- [EXERCISE INPUTS]:

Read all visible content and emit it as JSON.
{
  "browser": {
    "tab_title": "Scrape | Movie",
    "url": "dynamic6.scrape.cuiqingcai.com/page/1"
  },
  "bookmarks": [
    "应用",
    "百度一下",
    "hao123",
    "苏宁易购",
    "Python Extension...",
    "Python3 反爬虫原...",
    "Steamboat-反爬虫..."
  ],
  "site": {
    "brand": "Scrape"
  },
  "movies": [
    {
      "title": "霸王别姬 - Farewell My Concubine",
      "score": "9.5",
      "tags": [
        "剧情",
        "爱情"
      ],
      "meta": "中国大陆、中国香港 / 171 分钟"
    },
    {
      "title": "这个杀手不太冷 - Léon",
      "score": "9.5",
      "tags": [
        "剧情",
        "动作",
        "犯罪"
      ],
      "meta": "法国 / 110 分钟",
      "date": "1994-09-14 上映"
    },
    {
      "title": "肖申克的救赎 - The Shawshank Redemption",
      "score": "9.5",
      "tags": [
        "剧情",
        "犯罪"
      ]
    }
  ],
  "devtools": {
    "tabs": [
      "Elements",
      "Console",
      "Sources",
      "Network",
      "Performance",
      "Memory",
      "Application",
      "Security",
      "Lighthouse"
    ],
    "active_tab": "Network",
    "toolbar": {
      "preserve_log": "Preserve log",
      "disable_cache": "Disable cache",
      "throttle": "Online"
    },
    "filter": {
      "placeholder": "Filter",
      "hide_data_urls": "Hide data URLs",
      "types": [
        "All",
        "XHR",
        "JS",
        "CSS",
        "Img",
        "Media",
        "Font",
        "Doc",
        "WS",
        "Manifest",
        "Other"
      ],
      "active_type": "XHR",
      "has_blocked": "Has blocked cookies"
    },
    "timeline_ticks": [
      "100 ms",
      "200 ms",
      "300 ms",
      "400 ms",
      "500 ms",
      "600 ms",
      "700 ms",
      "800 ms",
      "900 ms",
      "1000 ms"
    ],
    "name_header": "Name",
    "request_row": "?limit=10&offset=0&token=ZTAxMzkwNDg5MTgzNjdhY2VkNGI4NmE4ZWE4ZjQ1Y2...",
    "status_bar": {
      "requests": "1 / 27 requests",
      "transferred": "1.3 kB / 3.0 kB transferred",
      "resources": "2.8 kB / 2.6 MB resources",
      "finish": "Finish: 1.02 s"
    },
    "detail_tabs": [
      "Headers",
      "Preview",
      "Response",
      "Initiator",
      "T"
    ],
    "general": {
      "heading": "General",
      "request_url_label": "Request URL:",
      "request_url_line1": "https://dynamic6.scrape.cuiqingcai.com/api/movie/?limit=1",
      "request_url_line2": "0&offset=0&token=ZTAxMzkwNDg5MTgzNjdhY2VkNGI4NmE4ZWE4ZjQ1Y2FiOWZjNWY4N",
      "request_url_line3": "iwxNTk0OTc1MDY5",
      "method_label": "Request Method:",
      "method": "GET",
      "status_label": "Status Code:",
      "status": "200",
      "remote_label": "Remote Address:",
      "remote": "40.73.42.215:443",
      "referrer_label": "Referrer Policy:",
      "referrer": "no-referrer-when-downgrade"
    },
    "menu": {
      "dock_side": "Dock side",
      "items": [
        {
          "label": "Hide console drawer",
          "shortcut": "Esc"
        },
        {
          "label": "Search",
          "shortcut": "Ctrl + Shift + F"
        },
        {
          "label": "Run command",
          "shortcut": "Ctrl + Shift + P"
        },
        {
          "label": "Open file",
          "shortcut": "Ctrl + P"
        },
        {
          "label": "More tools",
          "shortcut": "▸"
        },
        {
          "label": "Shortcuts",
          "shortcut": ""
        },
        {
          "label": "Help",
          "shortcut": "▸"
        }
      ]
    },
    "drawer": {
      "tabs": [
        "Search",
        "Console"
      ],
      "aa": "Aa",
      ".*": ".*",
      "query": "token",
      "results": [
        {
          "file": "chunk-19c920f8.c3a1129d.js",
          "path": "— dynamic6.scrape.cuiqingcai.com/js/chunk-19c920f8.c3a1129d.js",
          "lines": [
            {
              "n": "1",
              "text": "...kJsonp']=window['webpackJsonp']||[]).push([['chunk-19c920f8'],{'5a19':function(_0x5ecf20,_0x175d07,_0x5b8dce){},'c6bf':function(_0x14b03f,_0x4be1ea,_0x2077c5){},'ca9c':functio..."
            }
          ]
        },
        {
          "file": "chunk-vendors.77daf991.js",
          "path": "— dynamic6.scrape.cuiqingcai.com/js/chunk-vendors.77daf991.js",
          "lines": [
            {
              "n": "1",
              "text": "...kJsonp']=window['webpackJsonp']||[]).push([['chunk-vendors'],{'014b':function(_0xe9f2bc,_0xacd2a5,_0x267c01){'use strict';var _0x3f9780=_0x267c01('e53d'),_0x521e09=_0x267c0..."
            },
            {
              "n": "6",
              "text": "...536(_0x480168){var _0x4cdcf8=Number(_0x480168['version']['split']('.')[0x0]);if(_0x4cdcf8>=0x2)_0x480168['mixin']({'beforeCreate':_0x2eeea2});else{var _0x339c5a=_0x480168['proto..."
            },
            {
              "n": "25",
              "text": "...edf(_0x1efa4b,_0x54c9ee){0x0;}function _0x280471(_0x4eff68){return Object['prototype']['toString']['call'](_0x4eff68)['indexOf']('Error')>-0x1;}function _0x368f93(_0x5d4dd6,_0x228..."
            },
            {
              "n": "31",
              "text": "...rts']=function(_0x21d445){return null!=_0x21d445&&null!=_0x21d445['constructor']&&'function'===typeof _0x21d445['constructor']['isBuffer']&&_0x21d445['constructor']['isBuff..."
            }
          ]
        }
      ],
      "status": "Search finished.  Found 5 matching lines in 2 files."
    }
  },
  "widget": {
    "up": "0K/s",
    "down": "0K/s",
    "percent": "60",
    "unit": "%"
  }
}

- [INSTRUCTION]:
Retype the data in full and match it exactly.

- [EXPECTED ANSWER]:
Read all visible content and emit it as JSON.
{
  "browser": {
    "tab_title": "Scrape | Movie",
    "url": "dynamic6.scrape.cuiqingcai.com/page/1"
  },
  "bookmarks": [
    "应用",
    "百度一下",
    "hao123",
    "苏宁易购",
    "Python Extension...",
    "Python3 反爬虫原...",
    "Steamboat-反爬虫..."
  ],
  "site": {
    "brand": "Scrape"
  },
  "movies": [
    {
      "title": "霸王别姬 - Farewell My Concubine",
      "score": "9.5",
      "tags": [
        "剧情",
        "爱情"
      ],
      "meta": "中国大陆、中国香港 / 171 分钟"
    },
    {
      "title": "这个杀手不太冷 - Léon",
      "score": "9.5",
      "tags": [
        "剧情",
        "动作",
        "犯罪"
      ],
      "meta": "法国 / 110 分钟",
      "date": "1994-09-14 上映"
    },
    {
      "title": "肖申克的救赎 - The Shawshank Redemption",
      "score": "9.5",
      "tags": [
        "剧情",
        "犯罪"
      ]
    }
  ],
  "devtools": {
    "tabs": [
      "Elements",
      "Console",
      "Sources",
      "Network",
      "Performance",
      "Memory",
      "Application",
      "Security",
      "Lighthouse"
    ],
    "active_tab": "Network",
    "toolbar": {
      "preserve_log": "Preserve log",
      "disable_cache": "Disable cache",
      "throttle": "Online"
    },
    "filter": {
      "placeholder": "Filter",
      "hide_data_urls": "Hide data URLs",
      "types": [
        "All",
        "XHR",
        "JS",
        "CSS",
        "Img",
        "Media",
        "Font",
        "Doc",
        "WS",
        "Manifest",
        "Other"
      ],
      "active_type": "XHR",
      "has_blocked": "Has blocked cookies"
    },
    "timeline_ticks": [
      "100 ms",
      "200 ms",
      "300 ms",
      "400 ms",
      "500 ms",
      "600 ms",
      "700 ms",
      "800 ms",
      "900 ms",
      "1000 ms"
    ],
    "name_header": "Name",
    "request_row": "?limit=10&offset=0&token=ZTAxMzkwNDg5MTgzNjdhY2VkNGI4NmE4ZWE4ZjQ1Y2...",
    "status_bar": {
      "requests": "1 / 27 requests",
      "transferred": "1.3 kB / 3.0 kB transferred",
      "resources": "2.8 kB / 2.6 MB resources",
      "finish": "Finish: 1.02 s"
    },
    "detail_tabs": [
      "Headers",
      "Preview",
      "Response",
      "Initiator",
      "T"
    ],
    "general": {
      "heading": "General",
      "request_url_label": "Request URL:",
      "request_url_line1": "https://dynamic6.scrape.cuiqingcai.com/api/movie/?limit=1",
      "request_url_line2": "0&offset=0&token=ZTAxMzkwNDg5MTgzNjdhY2VkNGI4NmE4ZWE4ZjQ1Y2FiOWZjNWY4N",
      "request_url_line3": "iwxNTk0OTc1MDY5",
      "method_label": "Request Method:",
      "method": "GET",
      "status_label": "Status Code:",
      "status": "200",
      "remote_label": "Remote Address:",
      "remote": "40.73.42.215:443",
      "referrer_label": "Referrer Policy:",
      "referrer": "no-referrer-when-downgrade"
    },
    "menu": {
      "dock_side": "Dock side",
      "items": [
        {
          "label": "Hide console drawer",
          "shortcut": "Esc"
        },
        {
          "label": "Search",
          "shortcut": "Ctrl + Shift + F"
        },
        {
          "label": "Run command",
          "shortcut": "Ctrl + Shift + P"
        },
        {
          "label": "Open file",
          "shortcut": "Ctrl + P"
        },
        {
          "label": "More tools",
          "shortcut": "▸"
        },
        {
          "label": "Shortcuts",
          "shortcut": ""
        },
        {
          "label": "Help",
          "shortcut": "▸"
        }
      ]
    },
    "drawer": {
      "tabs": [
        "Search",
        "Console"
      ],
      "aa": "Aa",
      ".*": ".*",
      "query": "token",
      "results": [
        {
          "file": "chunk-19c920f8.c3a1129d.js",
          "path": "— dynamic6.scrape.cuiqingcai.com/js/chunk-19c920f8.c3a1129d.js",
          "lines": [
            {
              "n": "1",
              "text": "...kJsonp']=window['webpackJsonp']||[]).push([['chunk-19c920f8'],{'5a19':function(_0x5ecf20,_0x175d07,_0x5b8dce){},'c6bf':function(_0x14b03f,_0x4be1ea,_0x2077c5){},'ca9c':functio..."
            }
          ]
        },
        {
          "file": "chunk-vendors.77daf991.js",
          "path": "— dynamic6.scrape.cuiqingcai.com/js/chunk-vendors.77daf991.js",
          "lines": [
            {
              "n": "1",
              "text": "...kJsonp']=window['webpackJsonp']||[]).push([['chunk-vendors'],{'014b':function(_0xe9f2bc,_0xacd2a5,_0x267c01){'use strict';var _0x3f9780=_0x267c01('e53d'),_0x521e09=_0x267c0..."
            },
            {
              "n": "6",
              "text": "...536(_0x480168){var _0x4cdcf8=Number(_0x480168['version']['split']('.')[0x0]);if(_0x4cdcf8>=0x2)_0x480168['mixin']({'beforeCreate':_0x2eeea2});else{var _0x339c5a=_0x480168['proto..."
            },
            {
              "n": "25",
              "text": "...edf(_0x1efa4b,_0x54c9ee){0x0;}function _0x280471(_0x4eff68){return Object['prototype']['toString']['call'](_0x4eff68)['indexOf']('Error')>-0x1;}function _0x368f93(_0x5d4dd6,_0x228..."
            },
            {
              "n": "31",
              "text": "...rts']=function(_0x21d445){return null!=_0x21d445&&null!=_0x21d445['constructor']&&'function'===typeof _0x21d445['constructor']['isBuffer']&&_0x21d445['constructor']['isBuff..."
            }
          ]
        }
      ],
      "status": "Search finished.  Found 5 matching lines in 2 files."
    }
  },
  "widget": {
    "up": "0K/s",
    "down": "0K/s",
    "percent": "60",
    "unit": "%"
  }
}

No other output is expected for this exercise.